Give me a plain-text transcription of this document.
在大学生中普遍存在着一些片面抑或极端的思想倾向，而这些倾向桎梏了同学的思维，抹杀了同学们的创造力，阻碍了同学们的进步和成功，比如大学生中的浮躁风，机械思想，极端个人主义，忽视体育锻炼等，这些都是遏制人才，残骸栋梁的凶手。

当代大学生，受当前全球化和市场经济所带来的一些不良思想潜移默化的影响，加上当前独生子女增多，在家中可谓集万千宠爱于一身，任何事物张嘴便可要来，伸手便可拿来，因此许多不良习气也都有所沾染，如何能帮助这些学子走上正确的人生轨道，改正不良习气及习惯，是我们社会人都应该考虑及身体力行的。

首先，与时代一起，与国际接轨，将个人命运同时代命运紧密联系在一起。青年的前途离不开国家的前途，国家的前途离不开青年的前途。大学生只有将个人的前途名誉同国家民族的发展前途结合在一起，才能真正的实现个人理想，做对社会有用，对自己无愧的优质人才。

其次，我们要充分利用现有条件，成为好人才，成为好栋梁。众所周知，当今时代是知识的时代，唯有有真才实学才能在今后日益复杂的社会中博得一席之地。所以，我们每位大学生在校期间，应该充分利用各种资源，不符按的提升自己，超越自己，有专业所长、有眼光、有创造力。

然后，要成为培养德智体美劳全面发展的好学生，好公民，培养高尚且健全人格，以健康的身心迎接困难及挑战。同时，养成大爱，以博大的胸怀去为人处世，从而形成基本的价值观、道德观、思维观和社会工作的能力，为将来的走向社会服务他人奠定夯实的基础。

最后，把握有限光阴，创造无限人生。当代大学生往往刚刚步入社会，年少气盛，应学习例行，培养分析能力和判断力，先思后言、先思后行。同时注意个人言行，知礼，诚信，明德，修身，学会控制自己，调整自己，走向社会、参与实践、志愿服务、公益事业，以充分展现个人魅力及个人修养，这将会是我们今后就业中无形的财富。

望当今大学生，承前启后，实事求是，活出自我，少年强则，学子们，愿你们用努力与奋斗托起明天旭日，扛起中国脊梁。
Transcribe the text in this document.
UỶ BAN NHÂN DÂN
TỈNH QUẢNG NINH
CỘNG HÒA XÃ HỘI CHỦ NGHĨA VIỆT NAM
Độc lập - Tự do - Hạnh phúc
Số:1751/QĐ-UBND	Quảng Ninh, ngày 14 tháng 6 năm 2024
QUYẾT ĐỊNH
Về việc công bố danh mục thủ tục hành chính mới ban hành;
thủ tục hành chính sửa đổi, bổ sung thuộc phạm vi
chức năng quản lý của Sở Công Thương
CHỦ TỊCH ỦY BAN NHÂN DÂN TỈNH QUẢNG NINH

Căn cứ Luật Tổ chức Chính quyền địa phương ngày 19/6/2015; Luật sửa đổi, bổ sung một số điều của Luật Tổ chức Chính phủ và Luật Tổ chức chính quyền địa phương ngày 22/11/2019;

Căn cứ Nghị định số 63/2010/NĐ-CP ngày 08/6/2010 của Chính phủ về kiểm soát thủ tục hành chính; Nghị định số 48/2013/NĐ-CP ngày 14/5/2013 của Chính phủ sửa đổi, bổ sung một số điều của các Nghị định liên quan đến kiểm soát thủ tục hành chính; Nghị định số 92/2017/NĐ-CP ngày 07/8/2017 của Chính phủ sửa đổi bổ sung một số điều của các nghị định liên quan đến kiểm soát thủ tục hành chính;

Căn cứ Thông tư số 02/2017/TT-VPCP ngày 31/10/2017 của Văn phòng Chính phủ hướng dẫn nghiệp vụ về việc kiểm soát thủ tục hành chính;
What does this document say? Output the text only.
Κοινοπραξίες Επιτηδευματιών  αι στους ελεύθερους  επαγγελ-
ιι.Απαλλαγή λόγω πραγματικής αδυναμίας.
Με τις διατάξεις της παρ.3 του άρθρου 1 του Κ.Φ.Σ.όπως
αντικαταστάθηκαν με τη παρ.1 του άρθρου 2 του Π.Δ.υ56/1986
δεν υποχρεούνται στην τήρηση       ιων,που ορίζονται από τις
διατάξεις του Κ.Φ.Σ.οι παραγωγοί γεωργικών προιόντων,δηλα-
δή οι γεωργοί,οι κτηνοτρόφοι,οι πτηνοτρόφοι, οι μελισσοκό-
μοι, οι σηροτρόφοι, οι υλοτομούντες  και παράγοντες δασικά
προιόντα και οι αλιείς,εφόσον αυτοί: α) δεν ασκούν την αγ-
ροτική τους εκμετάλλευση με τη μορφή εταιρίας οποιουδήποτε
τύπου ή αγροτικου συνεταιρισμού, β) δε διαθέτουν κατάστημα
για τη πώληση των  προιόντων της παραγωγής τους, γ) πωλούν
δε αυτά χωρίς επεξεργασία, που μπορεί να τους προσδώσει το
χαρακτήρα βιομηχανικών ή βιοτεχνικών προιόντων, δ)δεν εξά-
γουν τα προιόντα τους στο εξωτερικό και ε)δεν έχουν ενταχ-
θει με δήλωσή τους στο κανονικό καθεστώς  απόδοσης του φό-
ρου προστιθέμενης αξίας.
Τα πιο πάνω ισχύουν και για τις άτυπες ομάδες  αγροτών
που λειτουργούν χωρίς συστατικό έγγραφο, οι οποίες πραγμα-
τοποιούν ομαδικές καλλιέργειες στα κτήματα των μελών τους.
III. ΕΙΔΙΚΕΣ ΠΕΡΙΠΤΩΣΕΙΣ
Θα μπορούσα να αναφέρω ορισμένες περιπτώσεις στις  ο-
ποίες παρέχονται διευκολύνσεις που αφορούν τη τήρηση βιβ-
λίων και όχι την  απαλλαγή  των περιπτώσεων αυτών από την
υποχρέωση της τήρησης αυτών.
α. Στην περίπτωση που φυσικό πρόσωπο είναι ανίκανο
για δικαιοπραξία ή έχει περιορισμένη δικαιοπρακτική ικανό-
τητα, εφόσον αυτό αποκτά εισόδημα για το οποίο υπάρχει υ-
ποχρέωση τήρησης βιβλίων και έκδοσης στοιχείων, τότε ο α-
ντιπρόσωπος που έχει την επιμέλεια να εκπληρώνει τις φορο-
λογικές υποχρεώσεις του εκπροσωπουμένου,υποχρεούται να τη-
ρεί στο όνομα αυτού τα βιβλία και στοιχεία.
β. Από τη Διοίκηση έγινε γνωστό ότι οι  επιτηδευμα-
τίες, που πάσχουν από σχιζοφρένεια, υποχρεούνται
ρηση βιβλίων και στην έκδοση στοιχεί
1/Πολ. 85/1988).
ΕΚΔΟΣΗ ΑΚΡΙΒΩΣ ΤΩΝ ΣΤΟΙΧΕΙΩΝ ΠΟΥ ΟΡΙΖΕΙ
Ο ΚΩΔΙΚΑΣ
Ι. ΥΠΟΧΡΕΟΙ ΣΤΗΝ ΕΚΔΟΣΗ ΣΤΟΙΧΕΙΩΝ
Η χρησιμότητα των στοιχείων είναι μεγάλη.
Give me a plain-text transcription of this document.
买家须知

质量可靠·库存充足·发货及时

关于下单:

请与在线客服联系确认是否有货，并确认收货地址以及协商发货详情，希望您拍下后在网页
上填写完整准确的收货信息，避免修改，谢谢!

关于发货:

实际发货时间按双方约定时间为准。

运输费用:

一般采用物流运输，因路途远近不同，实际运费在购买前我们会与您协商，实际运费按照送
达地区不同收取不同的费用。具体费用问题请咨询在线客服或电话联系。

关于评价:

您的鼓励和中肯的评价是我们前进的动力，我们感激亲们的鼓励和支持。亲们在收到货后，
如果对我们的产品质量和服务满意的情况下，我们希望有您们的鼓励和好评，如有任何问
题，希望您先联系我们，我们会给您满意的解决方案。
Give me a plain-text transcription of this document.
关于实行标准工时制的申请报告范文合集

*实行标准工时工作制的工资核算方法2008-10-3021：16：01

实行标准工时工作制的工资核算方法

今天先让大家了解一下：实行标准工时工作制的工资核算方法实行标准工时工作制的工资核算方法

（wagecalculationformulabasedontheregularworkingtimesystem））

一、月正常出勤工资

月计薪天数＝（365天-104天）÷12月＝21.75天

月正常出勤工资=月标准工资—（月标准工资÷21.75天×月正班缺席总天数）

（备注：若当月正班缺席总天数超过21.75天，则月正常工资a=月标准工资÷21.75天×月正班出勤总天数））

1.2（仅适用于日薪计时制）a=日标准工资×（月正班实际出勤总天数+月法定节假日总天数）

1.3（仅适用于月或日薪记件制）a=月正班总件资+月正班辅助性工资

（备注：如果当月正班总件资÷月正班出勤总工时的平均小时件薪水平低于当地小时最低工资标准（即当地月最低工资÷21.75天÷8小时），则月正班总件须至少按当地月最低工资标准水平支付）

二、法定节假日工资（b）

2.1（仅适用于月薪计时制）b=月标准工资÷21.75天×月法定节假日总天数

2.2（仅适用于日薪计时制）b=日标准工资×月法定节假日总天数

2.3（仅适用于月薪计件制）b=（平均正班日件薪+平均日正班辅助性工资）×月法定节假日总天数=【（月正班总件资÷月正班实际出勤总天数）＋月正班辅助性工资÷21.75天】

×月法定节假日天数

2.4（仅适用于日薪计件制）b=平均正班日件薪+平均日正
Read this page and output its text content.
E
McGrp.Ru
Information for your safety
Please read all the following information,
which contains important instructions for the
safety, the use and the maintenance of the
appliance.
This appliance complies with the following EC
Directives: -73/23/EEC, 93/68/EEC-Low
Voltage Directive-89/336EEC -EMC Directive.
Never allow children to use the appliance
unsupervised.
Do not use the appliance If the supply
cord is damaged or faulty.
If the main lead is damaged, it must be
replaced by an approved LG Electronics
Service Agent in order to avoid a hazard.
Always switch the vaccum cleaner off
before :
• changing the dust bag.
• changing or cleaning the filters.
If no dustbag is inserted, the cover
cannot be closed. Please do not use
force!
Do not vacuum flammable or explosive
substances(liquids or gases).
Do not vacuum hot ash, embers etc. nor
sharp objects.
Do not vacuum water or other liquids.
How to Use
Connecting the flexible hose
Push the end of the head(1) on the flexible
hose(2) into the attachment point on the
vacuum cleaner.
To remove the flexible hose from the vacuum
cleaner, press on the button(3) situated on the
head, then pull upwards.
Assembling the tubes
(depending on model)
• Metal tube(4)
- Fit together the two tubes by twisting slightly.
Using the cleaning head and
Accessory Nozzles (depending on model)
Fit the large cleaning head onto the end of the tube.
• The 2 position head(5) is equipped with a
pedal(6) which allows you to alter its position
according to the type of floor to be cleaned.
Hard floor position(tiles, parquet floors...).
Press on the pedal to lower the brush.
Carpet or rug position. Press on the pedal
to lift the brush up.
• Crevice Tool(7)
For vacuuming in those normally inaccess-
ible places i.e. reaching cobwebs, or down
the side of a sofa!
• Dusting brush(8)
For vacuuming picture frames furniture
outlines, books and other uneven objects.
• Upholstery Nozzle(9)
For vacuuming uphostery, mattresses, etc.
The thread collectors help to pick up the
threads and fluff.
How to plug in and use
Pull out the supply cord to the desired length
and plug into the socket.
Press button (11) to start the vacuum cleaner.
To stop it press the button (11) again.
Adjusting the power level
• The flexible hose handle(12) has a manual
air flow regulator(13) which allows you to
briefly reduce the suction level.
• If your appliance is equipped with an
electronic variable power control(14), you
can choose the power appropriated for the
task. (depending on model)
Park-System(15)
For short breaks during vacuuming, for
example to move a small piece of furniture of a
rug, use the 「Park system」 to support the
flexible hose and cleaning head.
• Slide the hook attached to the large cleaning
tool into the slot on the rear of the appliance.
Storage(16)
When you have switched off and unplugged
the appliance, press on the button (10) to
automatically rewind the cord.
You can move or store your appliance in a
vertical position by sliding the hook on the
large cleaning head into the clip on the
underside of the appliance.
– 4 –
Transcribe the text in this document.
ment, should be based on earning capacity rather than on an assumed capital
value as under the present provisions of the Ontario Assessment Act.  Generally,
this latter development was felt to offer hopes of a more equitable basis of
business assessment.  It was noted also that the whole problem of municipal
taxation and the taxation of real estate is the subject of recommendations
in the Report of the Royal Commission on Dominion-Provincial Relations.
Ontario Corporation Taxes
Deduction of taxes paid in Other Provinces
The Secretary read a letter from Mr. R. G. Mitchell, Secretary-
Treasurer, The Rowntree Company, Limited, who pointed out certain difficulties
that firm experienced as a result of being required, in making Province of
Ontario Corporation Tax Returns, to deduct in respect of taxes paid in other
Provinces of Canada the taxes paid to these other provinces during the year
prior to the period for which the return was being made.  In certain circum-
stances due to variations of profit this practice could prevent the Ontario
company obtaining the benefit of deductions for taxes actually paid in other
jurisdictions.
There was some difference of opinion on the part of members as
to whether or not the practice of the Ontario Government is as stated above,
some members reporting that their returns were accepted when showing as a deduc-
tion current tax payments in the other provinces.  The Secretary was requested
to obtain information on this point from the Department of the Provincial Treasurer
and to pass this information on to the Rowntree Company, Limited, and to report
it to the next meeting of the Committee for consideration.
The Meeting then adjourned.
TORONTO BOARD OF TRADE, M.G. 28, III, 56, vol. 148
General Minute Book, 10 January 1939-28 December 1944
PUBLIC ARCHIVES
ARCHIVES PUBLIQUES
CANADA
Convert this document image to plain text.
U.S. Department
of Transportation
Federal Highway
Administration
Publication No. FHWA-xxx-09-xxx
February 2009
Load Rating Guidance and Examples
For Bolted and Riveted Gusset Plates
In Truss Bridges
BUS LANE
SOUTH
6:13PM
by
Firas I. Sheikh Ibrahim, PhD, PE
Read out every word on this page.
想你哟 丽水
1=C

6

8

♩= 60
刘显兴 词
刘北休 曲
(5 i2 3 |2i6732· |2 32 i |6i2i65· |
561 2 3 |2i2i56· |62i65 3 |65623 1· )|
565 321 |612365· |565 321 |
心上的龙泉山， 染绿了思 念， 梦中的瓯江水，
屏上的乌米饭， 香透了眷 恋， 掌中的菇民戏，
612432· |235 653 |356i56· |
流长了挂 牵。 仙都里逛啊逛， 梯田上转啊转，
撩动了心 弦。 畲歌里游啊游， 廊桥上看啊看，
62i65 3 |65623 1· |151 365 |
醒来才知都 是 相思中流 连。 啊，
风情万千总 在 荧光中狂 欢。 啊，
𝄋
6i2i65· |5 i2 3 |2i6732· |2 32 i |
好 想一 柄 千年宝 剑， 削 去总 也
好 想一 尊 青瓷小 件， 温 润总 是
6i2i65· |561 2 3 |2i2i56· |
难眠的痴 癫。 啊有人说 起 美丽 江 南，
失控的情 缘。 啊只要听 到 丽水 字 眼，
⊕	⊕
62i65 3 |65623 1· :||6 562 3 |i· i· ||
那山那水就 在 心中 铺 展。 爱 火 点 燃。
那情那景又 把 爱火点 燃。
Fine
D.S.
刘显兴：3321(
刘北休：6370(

---*---

**What to work on:**
Using the listing above, pull out all lines that hold the word "large".

**Task output:**
Fit the large cleaning head onto the end of the tube.
• Slide the hook attached to the large cleaning
large cleaning head into the clip on the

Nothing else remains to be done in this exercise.